§ **Exercise materials**:

-*-

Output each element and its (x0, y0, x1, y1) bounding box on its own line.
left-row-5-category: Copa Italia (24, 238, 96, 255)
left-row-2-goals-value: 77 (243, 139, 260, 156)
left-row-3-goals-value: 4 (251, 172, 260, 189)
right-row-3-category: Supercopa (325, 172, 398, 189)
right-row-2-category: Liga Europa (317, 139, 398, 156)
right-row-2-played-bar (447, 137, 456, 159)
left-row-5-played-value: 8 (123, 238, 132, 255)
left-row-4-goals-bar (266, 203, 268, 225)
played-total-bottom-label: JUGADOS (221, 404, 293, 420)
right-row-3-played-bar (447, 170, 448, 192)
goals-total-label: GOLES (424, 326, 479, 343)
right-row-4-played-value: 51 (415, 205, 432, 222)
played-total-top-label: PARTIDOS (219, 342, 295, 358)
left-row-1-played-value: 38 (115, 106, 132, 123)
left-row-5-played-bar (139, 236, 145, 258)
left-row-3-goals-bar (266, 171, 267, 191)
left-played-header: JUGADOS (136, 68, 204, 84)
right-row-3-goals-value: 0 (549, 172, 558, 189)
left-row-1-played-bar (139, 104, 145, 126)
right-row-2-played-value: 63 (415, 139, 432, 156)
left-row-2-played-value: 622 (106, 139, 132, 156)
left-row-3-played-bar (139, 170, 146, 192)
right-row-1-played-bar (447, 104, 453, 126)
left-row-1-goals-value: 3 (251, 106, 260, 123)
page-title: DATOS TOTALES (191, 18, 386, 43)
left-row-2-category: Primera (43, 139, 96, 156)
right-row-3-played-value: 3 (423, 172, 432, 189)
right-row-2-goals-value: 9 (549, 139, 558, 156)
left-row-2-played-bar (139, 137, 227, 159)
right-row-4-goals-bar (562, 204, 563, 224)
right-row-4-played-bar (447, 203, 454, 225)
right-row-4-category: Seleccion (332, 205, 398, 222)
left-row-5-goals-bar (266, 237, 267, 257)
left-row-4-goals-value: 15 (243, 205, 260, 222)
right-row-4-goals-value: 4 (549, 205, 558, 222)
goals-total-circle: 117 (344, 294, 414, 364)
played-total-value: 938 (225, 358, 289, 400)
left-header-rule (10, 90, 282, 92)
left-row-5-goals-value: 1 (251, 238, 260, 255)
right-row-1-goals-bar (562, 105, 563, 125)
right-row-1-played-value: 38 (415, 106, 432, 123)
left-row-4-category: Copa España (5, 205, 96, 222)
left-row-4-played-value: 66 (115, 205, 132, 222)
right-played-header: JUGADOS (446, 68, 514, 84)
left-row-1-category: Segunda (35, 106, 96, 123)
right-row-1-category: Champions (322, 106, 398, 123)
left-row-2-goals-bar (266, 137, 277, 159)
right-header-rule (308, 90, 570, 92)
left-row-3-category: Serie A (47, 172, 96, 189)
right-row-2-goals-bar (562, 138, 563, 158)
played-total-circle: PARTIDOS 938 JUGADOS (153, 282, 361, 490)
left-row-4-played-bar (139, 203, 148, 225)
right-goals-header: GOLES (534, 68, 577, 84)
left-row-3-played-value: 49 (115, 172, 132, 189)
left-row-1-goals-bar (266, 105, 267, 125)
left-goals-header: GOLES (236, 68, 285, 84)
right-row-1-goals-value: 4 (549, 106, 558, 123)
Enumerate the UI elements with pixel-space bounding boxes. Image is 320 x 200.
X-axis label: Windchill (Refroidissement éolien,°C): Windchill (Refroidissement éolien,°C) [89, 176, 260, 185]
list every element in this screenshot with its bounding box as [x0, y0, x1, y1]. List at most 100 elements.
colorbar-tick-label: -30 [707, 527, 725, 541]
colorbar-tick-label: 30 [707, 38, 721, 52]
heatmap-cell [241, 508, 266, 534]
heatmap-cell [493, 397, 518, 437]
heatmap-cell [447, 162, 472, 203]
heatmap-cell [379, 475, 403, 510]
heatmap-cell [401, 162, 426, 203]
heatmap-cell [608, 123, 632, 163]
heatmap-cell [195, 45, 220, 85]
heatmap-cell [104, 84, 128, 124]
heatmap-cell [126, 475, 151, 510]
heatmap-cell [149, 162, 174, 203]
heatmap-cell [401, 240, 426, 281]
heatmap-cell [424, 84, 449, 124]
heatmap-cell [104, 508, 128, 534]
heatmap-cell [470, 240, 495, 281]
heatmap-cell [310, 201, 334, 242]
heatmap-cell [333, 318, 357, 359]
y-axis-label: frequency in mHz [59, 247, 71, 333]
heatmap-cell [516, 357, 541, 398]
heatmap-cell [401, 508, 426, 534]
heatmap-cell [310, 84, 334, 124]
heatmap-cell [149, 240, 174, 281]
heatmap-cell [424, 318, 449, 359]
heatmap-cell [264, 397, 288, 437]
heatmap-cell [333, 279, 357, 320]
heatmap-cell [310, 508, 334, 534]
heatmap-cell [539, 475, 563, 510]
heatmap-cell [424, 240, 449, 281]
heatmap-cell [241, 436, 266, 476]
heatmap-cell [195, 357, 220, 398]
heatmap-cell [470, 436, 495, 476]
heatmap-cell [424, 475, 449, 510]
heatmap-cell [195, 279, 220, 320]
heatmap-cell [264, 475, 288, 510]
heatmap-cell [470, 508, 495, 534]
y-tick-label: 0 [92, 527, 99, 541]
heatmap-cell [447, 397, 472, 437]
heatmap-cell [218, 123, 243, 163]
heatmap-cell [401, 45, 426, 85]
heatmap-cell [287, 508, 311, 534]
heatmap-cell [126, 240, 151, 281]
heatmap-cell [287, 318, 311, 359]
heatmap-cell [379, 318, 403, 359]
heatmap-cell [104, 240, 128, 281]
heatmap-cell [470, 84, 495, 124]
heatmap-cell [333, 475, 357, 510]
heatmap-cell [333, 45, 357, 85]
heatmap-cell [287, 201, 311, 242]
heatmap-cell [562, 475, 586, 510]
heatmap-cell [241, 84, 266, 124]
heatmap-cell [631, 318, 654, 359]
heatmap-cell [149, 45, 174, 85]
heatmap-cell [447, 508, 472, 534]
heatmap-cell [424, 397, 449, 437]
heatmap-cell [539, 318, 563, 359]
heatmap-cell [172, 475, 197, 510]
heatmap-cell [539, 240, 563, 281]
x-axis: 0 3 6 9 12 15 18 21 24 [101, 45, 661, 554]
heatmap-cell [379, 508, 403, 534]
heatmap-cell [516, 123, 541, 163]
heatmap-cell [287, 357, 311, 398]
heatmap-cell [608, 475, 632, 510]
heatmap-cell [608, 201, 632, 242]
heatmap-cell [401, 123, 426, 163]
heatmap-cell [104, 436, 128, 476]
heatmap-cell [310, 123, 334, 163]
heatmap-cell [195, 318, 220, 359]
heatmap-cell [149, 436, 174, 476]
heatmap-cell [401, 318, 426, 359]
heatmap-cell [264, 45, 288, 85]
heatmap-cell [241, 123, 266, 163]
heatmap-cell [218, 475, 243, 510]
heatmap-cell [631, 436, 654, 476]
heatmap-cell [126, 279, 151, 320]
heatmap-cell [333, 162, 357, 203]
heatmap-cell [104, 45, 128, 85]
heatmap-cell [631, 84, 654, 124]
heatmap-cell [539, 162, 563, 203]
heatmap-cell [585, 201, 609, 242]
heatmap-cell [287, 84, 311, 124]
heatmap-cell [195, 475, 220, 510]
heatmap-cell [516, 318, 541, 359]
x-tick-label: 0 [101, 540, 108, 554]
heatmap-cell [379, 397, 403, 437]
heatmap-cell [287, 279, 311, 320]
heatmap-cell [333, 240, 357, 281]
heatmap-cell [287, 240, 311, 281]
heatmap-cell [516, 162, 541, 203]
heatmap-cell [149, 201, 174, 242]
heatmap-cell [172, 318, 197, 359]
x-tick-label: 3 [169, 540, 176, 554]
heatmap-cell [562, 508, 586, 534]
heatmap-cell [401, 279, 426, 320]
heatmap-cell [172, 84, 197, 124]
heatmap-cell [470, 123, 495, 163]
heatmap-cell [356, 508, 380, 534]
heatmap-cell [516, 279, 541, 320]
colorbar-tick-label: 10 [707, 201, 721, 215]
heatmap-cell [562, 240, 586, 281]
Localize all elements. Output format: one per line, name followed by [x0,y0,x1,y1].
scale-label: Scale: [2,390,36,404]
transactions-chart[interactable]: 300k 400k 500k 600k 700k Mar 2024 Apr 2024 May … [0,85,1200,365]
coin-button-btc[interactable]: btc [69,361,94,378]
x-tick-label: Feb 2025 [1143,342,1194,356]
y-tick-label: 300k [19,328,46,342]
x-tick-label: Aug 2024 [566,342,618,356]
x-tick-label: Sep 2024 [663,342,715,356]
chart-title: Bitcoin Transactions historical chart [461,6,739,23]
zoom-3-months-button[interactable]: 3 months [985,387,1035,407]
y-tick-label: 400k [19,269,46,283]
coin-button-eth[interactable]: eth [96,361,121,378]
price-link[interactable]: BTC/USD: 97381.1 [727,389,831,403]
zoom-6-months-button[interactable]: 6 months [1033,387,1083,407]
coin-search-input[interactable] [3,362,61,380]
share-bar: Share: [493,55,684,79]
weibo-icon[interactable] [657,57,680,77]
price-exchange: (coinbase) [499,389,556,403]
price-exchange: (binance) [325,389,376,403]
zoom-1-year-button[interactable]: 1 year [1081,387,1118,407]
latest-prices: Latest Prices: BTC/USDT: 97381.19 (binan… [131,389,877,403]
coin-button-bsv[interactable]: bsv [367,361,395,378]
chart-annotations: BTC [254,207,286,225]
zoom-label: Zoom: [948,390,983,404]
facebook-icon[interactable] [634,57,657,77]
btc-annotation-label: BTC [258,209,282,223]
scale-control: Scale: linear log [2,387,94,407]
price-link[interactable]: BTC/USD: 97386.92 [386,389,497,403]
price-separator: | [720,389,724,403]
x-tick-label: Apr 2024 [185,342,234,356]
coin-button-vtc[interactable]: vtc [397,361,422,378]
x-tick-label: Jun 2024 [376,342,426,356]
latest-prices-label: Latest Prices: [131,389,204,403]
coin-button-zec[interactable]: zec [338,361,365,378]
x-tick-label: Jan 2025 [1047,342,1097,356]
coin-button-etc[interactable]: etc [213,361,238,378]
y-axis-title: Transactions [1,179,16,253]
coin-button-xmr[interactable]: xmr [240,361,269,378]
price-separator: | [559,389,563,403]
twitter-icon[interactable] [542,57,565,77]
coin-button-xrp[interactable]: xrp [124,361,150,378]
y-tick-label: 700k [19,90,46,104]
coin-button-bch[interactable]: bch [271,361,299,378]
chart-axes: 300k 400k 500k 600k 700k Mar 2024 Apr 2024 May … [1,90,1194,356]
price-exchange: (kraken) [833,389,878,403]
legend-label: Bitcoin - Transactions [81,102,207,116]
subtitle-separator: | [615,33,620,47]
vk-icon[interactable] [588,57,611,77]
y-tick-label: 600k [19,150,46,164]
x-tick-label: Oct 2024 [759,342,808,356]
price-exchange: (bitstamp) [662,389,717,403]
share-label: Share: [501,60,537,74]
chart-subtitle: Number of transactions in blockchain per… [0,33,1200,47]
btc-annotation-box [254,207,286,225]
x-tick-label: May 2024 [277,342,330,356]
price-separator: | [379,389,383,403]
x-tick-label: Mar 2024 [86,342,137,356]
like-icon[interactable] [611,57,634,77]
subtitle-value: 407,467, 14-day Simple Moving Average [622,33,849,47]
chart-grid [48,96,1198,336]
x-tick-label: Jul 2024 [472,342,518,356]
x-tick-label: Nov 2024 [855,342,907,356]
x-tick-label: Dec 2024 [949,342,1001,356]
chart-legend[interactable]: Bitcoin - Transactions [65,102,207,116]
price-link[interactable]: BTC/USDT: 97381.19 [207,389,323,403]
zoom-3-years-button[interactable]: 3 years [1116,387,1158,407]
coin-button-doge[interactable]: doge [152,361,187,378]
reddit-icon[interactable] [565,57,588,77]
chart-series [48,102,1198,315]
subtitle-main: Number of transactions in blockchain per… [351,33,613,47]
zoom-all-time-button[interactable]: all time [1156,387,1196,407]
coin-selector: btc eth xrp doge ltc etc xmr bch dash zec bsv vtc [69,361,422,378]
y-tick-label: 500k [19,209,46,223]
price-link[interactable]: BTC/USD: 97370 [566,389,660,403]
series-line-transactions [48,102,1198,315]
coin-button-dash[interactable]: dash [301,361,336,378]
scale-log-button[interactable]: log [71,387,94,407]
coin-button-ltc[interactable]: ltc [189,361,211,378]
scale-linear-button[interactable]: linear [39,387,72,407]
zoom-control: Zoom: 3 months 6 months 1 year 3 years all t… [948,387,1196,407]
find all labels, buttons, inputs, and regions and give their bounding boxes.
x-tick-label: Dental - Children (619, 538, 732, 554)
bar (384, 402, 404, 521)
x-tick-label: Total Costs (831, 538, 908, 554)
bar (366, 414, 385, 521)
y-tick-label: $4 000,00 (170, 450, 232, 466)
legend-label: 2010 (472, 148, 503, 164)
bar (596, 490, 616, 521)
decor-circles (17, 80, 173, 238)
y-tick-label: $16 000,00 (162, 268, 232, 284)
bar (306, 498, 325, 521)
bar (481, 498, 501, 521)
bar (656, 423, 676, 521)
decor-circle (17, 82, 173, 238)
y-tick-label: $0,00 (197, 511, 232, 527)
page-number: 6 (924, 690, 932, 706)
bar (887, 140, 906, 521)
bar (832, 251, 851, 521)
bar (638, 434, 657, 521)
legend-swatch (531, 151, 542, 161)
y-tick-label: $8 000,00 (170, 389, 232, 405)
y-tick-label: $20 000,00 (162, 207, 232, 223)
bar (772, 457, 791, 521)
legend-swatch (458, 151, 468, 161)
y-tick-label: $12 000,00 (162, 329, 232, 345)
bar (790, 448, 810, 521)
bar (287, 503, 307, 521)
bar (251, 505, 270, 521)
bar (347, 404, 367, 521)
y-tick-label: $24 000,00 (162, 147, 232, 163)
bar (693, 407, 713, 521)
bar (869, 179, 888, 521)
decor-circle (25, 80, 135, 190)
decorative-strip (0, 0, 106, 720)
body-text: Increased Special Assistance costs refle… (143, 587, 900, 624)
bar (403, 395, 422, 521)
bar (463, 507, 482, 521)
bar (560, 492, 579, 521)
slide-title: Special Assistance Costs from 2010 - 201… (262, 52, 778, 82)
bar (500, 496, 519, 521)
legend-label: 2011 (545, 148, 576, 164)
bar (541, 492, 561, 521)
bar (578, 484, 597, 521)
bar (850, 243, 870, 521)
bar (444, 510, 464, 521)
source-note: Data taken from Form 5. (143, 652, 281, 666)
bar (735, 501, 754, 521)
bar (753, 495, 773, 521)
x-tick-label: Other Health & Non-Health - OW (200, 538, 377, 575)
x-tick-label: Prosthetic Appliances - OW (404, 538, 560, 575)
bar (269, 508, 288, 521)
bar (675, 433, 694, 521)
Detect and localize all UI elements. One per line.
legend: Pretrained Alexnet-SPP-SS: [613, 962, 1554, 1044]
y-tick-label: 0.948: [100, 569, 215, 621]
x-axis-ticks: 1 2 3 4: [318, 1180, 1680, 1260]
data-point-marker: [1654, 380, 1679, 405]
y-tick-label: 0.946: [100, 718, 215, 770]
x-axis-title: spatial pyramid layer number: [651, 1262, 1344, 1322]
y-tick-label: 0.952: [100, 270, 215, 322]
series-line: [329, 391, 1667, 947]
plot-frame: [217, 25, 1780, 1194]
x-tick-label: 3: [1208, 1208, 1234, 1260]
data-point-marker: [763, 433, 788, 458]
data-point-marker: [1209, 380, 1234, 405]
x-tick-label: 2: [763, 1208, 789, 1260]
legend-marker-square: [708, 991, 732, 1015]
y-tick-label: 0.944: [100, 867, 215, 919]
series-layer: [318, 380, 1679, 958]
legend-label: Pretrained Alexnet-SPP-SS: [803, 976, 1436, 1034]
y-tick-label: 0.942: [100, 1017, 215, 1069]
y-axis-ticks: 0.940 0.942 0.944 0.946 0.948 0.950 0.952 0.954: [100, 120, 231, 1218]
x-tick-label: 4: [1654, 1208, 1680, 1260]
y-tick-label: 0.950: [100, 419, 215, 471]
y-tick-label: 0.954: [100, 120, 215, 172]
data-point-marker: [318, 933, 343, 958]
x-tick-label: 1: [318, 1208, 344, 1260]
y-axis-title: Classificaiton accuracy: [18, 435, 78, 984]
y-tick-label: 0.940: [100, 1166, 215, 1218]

-*-

§ **Exercise task**: Copy the data above word for word, from its first line down to and including the line that contains "left-row-4-goals-bar (266, 203, 268, 225)".

§ **Exercise result**:
Output each element and its (x0, y0, x1, y1) bounding box on its own line.
left-row-5-category: Copa Italia (24, 238, 96, 255)
left-row-2-goals-value: 77 (243, 139, 260, 156)
left-row-3-goals-value: 4 (251, 172, 260, 189)
right-row-3-category: Supercopa (325, 172, 398, 189)
right-row-2-category: Liga Europa (317, 139, 398, 156)
right-row-2-played-bar (447, 137, 456, 159)
left-row-5-played-value: 8 (123, 238, 132, 255)
left-row-4-goals-bar (266, 203, 268, 225)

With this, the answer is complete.